- [Data excerpts]
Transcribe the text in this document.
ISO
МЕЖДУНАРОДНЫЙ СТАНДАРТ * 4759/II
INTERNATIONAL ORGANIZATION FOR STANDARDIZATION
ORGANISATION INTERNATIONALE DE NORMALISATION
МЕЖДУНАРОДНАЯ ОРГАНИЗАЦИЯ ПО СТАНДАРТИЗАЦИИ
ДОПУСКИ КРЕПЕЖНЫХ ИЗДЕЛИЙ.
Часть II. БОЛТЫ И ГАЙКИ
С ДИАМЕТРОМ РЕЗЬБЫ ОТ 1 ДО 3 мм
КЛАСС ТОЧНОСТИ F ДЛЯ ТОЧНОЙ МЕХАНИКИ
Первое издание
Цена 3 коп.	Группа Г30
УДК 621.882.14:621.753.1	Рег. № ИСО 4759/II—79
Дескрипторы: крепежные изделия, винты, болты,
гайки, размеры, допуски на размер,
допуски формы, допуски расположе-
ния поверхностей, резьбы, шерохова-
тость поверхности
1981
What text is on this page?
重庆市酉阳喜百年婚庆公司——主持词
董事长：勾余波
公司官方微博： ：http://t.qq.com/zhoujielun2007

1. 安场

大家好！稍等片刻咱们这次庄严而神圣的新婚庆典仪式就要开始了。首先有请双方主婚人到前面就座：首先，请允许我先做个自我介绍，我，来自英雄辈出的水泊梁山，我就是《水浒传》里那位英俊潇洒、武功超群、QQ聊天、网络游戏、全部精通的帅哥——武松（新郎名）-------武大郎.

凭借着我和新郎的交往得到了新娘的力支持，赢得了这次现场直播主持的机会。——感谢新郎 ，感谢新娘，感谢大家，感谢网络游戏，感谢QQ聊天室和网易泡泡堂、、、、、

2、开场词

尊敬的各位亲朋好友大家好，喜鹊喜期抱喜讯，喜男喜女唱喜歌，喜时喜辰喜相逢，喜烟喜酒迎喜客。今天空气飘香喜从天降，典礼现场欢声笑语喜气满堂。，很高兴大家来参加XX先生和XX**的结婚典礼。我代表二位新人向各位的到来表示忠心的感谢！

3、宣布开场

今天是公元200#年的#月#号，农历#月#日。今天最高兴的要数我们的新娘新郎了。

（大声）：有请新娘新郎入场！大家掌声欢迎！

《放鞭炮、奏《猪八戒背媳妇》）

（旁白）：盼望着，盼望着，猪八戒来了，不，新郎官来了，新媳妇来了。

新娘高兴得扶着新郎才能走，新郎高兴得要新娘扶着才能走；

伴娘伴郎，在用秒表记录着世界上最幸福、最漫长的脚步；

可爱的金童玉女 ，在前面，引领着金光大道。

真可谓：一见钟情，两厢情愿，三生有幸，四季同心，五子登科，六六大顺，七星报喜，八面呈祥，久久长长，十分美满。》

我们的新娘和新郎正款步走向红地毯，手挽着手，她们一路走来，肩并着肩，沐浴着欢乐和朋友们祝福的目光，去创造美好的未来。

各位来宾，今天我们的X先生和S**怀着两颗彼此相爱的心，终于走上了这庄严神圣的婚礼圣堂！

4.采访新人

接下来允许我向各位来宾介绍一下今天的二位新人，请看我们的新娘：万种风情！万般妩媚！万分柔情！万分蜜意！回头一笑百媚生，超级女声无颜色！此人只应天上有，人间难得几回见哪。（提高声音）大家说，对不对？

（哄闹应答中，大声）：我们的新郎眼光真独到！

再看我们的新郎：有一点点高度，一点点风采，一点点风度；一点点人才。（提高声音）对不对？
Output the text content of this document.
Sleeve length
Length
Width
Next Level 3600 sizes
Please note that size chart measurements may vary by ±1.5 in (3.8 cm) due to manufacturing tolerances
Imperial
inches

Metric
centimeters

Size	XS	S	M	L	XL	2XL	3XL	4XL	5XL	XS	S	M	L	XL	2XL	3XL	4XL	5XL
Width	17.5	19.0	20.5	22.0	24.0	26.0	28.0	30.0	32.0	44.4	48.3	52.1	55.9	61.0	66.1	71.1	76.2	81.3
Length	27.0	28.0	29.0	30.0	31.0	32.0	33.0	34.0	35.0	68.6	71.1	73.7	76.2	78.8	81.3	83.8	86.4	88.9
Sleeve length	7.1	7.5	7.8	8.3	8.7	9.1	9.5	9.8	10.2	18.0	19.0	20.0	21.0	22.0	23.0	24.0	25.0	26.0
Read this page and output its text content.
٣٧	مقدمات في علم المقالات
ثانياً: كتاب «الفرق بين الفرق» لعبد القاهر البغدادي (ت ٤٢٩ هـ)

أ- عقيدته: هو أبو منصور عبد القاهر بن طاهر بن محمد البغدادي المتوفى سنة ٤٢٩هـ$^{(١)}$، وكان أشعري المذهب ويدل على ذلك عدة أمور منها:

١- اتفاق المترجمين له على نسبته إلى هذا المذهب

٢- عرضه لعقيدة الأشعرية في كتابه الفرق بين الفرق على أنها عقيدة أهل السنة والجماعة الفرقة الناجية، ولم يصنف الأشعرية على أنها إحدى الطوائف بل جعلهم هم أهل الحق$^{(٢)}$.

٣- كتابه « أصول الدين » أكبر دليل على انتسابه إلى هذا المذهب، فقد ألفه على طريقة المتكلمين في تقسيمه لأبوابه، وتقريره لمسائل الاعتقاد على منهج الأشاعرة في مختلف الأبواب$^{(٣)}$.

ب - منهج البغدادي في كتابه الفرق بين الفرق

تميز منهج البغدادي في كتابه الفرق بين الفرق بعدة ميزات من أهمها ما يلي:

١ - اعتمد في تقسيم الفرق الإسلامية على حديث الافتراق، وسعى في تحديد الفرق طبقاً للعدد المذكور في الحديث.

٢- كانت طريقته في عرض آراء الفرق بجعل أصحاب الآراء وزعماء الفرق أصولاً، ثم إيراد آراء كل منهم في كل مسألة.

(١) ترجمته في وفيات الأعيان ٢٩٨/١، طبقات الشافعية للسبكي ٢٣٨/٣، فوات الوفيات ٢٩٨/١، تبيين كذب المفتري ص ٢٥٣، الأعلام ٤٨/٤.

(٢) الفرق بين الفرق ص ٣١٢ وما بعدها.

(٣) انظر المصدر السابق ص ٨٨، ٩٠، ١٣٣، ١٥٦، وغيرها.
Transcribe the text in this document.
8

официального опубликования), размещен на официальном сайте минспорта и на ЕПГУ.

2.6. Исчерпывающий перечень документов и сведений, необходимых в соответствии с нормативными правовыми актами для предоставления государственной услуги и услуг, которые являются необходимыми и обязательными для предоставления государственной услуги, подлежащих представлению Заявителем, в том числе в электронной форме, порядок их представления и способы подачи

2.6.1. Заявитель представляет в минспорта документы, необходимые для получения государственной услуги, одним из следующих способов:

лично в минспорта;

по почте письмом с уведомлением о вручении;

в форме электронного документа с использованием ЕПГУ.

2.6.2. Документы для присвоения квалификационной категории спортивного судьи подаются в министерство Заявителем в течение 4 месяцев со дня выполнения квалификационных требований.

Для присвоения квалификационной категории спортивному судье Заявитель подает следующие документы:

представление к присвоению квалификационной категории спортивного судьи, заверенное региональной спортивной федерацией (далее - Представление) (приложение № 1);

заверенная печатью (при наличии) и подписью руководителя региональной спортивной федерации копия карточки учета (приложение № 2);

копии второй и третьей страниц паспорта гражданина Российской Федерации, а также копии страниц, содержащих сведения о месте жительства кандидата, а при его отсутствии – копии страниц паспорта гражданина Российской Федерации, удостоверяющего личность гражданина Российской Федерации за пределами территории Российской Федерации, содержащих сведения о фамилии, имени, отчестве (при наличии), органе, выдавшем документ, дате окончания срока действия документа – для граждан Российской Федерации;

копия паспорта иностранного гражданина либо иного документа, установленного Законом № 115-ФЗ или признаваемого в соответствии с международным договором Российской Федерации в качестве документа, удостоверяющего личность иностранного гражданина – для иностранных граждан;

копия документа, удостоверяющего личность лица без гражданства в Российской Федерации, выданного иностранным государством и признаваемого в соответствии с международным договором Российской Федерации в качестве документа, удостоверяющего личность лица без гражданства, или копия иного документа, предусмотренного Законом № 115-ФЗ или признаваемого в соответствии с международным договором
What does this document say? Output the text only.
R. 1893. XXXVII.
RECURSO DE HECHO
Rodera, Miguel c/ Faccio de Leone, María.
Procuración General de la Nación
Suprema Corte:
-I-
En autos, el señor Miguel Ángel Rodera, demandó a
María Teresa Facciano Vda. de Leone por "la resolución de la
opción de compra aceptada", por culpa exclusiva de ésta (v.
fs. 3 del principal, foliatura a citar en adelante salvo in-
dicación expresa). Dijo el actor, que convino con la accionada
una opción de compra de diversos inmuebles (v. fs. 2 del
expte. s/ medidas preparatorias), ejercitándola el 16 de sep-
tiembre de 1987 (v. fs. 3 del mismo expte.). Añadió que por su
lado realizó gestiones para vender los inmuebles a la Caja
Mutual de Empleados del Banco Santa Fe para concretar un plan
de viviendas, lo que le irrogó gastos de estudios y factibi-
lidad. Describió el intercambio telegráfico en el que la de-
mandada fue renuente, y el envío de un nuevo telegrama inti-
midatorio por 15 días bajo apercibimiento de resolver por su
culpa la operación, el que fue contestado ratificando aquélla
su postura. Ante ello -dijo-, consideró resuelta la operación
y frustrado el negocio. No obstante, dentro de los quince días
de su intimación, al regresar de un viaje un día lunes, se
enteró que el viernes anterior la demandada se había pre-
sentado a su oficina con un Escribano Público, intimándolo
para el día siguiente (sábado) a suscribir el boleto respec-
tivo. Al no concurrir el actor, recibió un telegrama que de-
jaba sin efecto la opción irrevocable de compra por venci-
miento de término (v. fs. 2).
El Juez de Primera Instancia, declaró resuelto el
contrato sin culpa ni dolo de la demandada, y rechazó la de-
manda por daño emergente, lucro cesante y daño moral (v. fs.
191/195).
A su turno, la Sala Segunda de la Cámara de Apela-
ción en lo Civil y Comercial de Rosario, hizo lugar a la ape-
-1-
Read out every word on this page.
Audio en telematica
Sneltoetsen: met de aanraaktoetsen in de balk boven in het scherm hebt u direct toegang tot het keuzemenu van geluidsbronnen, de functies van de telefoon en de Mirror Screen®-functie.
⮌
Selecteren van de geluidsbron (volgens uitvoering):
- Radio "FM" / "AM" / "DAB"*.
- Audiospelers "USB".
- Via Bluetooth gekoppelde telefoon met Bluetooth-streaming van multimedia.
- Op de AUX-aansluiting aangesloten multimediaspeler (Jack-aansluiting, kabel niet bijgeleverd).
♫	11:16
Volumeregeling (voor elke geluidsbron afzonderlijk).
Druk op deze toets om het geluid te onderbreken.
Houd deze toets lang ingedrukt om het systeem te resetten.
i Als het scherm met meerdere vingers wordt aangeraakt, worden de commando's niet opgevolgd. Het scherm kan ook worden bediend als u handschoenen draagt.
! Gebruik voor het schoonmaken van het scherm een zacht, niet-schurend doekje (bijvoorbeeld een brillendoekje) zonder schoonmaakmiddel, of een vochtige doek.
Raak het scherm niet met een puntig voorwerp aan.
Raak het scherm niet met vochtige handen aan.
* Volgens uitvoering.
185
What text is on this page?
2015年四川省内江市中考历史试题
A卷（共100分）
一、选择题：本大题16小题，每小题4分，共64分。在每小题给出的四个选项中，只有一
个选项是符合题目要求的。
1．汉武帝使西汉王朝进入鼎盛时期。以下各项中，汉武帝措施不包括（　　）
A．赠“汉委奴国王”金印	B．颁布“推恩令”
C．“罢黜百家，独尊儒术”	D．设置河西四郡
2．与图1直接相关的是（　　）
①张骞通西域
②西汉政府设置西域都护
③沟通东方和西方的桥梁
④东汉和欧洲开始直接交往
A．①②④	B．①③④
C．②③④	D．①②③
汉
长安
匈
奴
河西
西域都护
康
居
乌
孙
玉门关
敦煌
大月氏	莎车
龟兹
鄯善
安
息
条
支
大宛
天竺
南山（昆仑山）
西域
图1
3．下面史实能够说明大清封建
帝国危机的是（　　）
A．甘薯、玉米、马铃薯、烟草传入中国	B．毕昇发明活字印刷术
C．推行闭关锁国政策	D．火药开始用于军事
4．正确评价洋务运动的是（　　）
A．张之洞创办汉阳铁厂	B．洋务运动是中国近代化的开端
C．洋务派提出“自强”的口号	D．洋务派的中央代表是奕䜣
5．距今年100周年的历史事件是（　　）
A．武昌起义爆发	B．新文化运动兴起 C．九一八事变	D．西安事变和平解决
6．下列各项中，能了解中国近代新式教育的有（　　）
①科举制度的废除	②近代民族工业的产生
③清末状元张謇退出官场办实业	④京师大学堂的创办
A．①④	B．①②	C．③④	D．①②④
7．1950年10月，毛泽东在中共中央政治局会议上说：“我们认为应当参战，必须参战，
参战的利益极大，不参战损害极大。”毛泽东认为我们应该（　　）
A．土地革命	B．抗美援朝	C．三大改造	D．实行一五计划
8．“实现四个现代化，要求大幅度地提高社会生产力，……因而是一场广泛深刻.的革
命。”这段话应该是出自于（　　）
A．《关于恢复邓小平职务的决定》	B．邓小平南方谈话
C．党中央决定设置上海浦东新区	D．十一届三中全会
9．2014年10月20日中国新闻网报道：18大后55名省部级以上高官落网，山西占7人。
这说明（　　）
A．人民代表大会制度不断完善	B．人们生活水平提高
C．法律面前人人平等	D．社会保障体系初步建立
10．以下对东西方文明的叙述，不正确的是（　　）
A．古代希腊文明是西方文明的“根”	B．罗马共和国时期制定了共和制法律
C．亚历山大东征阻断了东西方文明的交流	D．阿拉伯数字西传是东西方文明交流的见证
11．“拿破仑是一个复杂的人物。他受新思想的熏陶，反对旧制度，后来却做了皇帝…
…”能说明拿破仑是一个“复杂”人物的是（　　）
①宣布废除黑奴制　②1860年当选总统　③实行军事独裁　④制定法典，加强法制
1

- [Task directions] Locate the lines above that hold the word "ЕПГУ". Show every one of them.

- [Full answer]
официального опубликования), размещен на официальном сайте минспорта и на ЕПГУ.
в форме электронного документа с использованием ЕПГУ.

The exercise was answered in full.